_SHORT PROBLEM_.
Copy each line of the entries beneath that contains the word "personne".

_DATA SUPPLIED_.
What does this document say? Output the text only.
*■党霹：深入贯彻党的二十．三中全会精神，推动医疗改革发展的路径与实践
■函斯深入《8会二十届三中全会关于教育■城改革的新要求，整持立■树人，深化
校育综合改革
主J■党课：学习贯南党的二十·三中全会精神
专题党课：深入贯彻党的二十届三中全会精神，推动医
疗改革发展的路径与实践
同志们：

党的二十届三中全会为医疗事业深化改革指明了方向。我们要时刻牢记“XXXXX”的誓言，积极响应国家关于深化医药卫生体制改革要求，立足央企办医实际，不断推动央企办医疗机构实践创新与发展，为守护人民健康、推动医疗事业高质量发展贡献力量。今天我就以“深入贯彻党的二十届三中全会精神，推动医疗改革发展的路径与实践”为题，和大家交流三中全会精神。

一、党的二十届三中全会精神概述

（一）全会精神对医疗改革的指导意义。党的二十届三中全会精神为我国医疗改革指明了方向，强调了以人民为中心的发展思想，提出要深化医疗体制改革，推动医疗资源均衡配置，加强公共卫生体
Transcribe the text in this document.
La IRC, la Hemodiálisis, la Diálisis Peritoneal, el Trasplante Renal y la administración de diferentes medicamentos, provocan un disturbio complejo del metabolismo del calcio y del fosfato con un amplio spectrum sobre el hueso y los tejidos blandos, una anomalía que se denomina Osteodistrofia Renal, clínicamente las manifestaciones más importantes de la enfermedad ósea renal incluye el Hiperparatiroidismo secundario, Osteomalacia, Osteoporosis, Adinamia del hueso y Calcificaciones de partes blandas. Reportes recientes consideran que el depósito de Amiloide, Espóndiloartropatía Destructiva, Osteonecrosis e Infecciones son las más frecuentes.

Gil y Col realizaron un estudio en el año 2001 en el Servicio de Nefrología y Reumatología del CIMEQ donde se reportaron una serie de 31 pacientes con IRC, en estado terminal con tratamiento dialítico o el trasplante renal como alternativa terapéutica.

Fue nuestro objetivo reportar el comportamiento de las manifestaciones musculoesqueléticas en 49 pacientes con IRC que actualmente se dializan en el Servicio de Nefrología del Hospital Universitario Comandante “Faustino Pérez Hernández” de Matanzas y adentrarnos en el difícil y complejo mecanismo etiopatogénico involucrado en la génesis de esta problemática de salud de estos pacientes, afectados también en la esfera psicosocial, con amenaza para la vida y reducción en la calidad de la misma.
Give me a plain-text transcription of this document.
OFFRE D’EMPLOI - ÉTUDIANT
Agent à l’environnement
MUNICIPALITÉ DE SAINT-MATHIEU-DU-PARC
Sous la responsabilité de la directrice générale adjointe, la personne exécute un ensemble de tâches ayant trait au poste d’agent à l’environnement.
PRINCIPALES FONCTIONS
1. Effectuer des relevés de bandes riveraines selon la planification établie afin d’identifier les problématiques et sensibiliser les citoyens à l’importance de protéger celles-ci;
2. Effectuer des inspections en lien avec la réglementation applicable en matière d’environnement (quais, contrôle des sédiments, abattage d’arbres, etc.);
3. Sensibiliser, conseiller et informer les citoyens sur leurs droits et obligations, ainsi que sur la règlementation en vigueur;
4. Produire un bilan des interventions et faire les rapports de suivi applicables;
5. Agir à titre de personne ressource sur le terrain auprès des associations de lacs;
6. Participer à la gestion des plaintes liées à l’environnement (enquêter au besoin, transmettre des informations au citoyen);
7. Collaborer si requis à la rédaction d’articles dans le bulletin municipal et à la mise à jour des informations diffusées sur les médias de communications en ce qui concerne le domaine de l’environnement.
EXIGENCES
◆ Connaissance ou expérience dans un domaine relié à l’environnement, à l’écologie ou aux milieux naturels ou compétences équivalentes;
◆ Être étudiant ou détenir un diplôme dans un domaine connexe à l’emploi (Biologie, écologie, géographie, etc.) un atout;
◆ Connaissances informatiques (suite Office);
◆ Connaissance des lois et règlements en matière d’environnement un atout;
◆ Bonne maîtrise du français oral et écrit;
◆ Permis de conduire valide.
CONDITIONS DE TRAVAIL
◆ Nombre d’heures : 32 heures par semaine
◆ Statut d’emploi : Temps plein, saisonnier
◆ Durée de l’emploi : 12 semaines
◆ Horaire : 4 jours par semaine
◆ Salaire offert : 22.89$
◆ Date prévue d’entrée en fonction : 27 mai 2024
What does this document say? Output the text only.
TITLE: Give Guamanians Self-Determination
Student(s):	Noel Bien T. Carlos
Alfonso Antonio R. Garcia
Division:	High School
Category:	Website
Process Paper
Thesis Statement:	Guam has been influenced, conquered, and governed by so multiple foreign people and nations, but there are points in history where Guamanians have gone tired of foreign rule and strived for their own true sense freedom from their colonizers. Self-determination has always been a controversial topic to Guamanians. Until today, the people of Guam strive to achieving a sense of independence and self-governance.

_TASK OUTPUT_.
Sous la responsabilité de la directrice générale adjointe, la personne exécute un ensemble de tâches ayant trait au poste d’agent à l’environnement.
5. Agir à titre de personne ressource sur le terrain auprès des associations de lacs;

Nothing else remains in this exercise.